Of the lines in the listing, how many include the string "ylabel"? Write the number and nothing else.

[START Data for this exercise]

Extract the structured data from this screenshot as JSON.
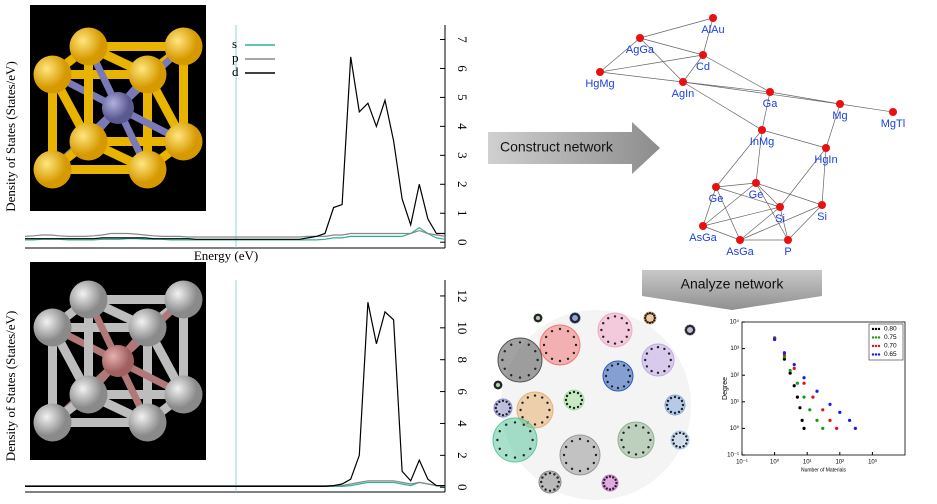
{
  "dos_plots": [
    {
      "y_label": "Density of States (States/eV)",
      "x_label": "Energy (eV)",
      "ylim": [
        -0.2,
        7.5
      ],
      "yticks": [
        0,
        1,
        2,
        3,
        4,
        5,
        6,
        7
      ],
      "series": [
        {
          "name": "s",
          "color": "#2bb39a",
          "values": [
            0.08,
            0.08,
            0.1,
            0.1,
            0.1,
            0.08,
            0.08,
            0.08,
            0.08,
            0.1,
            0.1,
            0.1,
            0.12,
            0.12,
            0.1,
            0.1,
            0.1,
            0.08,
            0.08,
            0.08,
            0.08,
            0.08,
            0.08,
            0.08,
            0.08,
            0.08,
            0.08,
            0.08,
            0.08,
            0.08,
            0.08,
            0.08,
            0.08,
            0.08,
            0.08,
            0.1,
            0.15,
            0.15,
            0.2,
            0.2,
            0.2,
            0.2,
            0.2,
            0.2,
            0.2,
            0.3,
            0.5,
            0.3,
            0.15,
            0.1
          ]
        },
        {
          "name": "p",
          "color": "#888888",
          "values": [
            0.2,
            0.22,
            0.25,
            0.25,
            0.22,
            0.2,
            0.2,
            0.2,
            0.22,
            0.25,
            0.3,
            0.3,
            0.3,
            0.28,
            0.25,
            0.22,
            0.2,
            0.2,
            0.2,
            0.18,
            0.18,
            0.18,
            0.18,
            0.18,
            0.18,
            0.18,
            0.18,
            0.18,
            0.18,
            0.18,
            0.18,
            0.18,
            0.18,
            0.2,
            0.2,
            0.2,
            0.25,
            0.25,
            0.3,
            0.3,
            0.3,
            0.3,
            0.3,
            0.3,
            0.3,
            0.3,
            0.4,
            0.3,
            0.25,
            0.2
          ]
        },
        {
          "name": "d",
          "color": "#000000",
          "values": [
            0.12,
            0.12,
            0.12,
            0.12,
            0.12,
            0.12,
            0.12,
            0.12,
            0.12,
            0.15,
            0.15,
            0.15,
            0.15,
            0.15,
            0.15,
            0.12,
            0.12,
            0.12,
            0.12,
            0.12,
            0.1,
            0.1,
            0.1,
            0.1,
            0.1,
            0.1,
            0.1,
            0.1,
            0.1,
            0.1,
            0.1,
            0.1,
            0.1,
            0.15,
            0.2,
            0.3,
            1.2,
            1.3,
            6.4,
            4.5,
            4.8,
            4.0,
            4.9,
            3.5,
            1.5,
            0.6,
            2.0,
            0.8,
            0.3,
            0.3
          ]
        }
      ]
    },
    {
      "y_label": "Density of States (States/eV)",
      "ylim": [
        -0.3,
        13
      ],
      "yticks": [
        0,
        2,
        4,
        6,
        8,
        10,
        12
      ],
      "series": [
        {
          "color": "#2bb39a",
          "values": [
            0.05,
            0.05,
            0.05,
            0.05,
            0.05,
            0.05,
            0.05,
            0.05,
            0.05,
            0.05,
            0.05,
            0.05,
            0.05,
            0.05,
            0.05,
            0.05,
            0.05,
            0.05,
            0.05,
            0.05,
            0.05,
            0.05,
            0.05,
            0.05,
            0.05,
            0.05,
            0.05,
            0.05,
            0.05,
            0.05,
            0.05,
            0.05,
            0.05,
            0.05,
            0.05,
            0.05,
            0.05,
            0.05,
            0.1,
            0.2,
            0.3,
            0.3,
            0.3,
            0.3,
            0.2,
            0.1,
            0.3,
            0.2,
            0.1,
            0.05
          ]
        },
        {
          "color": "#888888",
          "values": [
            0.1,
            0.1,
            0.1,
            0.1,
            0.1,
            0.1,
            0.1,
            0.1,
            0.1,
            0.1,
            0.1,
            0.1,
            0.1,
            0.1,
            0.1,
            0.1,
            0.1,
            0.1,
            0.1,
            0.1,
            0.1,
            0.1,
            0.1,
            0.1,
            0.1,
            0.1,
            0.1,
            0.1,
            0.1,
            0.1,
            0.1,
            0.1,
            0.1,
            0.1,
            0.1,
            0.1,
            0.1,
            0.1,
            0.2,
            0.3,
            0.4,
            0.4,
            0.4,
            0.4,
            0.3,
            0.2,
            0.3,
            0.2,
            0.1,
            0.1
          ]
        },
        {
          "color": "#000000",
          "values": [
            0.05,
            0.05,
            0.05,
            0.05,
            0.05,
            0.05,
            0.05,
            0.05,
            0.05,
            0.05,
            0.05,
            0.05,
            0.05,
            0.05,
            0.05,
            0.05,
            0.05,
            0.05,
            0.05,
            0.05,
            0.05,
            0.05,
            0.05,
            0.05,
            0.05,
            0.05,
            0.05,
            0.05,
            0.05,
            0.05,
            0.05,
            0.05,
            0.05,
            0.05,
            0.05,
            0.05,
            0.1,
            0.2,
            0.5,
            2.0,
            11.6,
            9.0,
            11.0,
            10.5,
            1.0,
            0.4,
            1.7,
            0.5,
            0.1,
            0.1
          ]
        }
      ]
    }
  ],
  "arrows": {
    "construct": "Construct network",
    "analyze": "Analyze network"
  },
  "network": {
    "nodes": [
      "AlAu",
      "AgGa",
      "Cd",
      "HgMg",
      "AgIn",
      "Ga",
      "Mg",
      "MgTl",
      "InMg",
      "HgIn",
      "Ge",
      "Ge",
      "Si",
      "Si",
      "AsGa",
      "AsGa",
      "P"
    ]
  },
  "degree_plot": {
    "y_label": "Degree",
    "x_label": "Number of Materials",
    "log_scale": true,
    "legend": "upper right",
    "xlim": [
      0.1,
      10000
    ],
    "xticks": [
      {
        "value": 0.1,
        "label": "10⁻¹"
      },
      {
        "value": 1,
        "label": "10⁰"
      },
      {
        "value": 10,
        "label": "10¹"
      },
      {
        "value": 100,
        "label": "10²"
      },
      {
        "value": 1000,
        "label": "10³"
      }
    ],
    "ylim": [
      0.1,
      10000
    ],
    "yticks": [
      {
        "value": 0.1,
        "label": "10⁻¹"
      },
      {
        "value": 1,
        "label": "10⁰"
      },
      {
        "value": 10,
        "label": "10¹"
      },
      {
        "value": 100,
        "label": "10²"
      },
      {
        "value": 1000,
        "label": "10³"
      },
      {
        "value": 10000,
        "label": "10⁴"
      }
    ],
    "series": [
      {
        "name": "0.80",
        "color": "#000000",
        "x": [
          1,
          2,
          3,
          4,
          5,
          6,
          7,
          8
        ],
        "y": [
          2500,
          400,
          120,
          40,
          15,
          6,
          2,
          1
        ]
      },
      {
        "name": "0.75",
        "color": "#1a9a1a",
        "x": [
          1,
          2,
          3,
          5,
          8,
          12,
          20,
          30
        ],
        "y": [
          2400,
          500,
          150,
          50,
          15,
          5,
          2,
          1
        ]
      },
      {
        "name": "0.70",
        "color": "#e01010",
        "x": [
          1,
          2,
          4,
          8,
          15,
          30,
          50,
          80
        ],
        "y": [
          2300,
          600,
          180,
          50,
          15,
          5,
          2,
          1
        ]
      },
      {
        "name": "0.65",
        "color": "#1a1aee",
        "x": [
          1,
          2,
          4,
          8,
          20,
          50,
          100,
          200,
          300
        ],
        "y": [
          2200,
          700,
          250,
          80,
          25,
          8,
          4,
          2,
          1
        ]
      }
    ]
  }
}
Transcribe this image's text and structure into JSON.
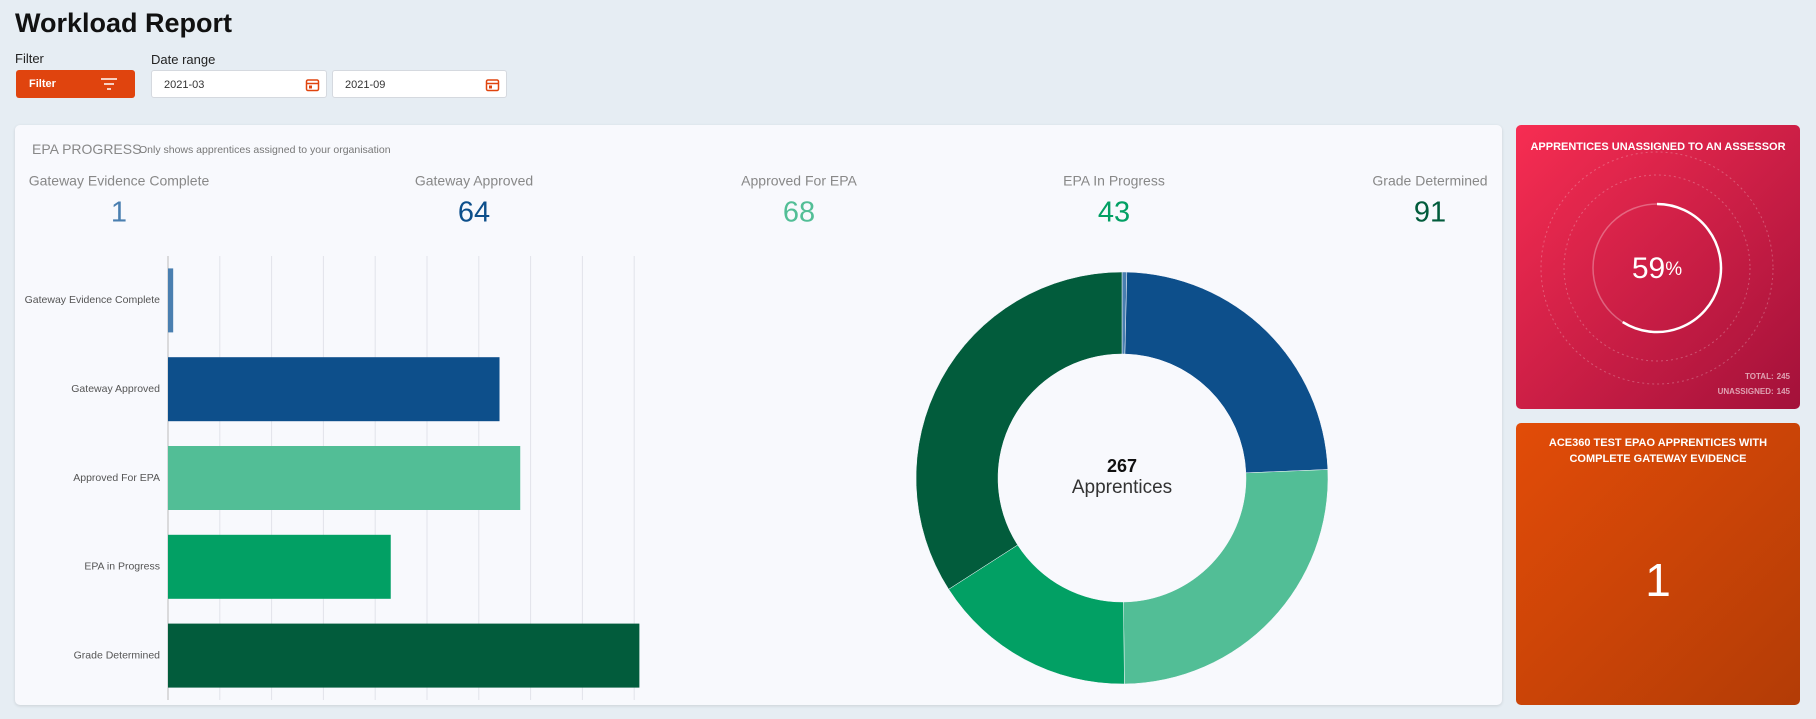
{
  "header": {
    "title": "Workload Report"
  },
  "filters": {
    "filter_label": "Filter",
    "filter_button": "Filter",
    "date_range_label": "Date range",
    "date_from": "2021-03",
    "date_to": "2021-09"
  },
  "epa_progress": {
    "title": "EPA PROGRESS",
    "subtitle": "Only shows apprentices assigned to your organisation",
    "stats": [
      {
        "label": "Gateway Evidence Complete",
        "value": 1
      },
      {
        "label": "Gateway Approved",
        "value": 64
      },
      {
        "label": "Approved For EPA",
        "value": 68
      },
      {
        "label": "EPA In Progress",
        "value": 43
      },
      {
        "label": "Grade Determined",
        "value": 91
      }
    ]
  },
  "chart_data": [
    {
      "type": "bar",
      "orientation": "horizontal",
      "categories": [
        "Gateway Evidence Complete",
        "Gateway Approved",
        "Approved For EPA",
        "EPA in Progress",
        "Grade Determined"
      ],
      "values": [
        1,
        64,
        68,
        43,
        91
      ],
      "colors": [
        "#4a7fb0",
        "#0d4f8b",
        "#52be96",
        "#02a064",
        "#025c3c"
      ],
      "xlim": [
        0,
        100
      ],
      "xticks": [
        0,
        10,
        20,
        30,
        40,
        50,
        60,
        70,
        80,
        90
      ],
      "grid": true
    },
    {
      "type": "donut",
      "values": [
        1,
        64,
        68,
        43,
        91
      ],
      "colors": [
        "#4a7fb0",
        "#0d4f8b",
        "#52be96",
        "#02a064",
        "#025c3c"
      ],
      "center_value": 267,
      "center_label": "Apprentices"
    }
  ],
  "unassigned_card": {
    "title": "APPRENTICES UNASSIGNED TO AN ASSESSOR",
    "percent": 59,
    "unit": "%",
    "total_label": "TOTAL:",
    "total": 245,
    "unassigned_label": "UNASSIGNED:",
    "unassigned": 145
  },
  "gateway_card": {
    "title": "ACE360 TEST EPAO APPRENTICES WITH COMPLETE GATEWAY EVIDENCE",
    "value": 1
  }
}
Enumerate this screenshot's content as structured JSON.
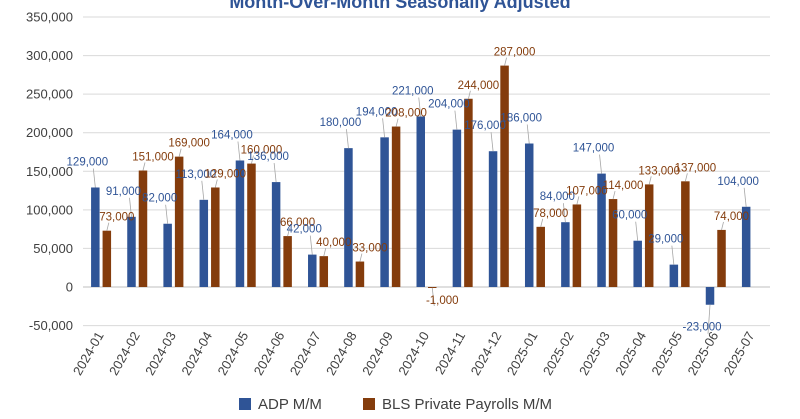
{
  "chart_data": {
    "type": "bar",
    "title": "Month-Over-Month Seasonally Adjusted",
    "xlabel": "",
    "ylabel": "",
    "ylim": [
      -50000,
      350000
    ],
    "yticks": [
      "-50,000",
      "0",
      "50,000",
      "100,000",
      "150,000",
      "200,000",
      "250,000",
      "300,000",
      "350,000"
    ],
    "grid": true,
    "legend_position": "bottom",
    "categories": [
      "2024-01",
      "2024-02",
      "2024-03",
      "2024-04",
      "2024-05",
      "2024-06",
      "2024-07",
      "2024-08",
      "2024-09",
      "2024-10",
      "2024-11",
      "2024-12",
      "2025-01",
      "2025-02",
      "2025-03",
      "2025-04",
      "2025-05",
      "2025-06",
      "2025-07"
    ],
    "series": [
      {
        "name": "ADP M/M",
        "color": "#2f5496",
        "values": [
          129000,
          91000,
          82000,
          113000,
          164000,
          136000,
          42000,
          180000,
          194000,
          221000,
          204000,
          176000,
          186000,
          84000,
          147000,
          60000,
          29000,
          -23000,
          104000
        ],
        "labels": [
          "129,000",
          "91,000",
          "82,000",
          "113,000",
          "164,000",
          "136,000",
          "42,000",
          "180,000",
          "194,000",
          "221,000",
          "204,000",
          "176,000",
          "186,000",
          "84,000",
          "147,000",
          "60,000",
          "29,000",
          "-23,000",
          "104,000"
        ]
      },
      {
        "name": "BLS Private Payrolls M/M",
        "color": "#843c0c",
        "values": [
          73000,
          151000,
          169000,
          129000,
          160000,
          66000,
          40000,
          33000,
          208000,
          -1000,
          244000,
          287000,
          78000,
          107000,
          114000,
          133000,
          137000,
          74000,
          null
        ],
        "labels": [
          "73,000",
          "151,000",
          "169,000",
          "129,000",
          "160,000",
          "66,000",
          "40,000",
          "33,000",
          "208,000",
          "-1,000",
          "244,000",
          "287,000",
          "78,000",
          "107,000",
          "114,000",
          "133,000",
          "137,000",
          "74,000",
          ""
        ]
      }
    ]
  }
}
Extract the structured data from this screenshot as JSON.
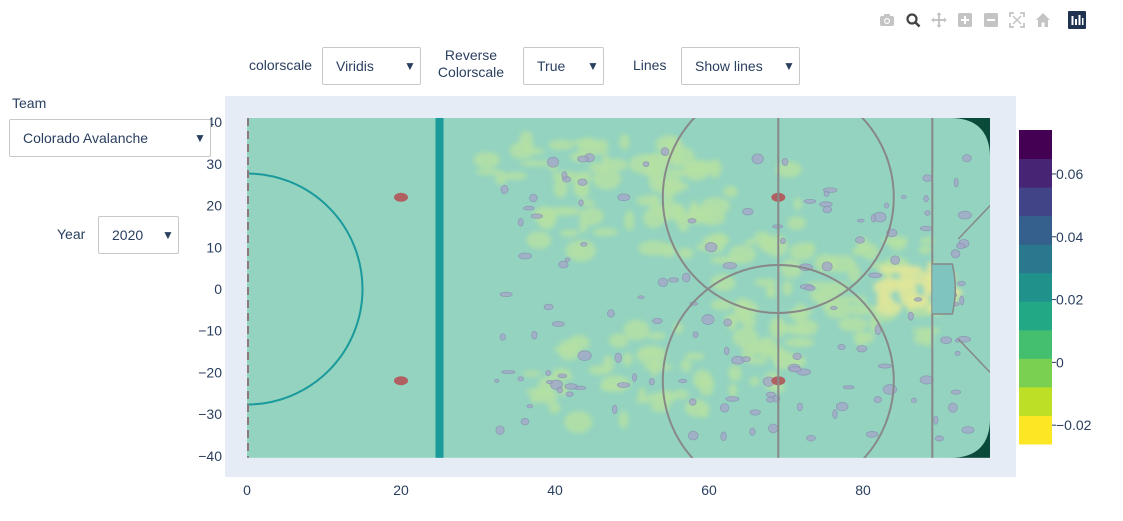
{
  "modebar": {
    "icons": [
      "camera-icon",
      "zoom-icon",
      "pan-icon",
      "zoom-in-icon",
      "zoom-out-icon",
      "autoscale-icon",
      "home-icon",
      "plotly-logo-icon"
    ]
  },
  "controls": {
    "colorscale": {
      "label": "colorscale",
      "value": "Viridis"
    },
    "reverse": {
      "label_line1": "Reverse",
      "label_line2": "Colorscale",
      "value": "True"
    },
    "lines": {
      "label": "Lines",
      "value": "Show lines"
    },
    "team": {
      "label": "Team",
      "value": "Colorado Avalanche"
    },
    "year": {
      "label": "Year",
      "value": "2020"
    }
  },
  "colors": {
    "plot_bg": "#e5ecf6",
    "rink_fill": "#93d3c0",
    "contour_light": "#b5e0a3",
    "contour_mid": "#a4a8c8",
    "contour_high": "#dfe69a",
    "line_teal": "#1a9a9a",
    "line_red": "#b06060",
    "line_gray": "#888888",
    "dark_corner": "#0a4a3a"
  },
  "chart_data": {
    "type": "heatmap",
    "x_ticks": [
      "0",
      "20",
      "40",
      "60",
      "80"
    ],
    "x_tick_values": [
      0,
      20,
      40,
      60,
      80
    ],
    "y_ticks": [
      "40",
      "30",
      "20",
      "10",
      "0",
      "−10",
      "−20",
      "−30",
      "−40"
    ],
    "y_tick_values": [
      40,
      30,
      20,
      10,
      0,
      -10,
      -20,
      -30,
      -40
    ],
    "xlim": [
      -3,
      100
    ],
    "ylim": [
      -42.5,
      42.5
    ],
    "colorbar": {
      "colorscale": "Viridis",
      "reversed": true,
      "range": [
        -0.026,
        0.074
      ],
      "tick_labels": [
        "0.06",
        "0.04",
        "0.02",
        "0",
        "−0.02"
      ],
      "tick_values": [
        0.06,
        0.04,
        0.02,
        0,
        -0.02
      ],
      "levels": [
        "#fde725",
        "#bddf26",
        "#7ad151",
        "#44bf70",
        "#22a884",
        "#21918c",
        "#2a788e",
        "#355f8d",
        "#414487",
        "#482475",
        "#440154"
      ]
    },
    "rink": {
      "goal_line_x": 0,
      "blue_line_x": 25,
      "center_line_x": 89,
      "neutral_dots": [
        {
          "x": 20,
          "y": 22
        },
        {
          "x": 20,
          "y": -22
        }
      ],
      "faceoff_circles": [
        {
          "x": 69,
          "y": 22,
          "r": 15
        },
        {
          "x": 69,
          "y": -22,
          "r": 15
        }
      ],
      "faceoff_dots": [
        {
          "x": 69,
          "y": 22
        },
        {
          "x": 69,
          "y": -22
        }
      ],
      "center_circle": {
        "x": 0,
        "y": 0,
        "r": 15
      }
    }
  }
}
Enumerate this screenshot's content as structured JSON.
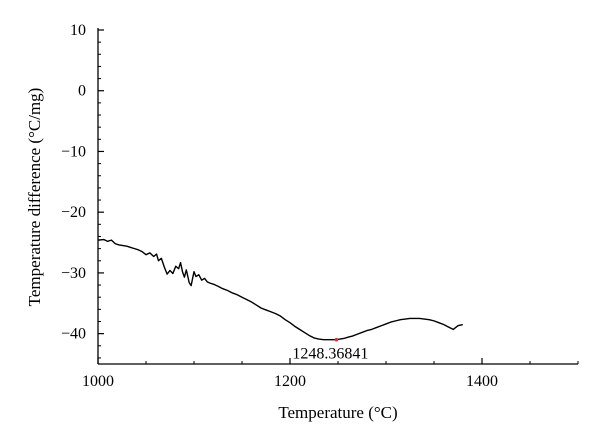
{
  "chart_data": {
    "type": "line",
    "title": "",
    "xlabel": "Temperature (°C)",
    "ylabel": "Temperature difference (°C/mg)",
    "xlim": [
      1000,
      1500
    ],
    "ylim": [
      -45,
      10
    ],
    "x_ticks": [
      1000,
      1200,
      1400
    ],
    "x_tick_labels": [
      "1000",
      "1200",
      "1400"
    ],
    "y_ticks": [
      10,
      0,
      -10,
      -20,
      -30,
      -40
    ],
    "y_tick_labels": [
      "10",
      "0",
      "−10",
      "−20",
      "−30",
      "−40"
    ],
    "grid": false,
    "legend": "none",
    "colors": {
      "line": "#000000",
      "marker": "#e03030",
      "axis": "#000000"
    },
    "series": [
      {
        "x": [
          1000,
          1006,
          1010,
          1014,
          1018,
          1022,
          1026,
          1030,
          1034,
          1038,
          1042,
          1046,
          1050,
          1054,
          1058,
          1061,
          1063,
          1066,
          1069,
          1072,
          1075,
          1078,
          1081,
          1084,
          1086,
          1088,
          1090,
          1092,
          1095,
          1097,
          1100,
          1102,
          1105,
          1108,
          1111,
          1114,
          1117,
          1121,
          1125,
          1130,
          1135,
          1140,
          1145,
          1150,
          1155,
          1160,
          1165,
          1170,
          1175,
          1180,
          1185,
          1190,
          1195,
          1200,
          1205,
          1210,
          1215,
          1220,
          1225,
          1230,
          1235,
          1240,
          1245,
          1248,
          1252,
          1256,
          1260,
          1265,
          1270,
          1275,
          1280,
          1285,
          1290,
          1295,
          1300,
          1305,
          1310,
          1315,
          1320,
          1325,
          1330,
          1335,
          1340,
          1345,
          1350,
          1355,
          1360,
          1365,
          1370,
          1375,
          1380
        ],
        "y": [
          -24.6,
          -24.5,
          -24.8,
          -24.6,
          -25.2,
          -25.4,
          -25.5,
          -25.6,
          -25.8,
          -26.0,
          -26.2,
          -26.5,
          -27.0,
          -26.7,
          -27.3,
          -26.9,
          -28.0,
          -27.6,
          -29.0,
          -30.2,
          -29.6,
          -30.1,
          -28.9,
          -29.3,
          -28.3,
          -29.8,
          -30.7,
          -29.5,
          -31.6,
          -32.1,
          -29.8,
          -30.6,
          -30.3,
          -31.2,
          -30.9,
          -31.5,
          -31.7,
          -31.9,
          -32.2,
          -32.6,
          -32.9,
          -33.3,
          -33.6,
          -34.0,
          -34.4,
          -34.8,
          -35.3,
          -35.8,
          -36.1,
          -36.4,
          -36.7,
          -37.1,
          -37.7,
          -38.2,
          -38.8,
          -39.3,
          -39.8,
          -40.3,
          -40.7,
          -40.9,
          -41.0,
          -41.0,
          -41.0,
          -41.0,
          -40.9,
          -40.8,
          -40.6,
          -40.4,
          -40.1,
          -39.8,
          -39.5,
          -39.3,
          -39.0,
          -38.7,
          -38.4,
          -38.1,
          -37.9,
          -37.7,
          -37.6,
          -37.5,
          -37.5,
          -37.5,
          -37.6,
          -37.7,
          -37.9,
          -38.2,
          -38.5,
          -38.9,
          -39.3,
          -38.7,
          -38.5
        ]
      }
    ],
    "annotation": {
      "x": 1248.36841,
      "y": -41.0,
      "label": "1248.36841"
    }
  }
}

[END Data for this exercise]

*Reply*: 2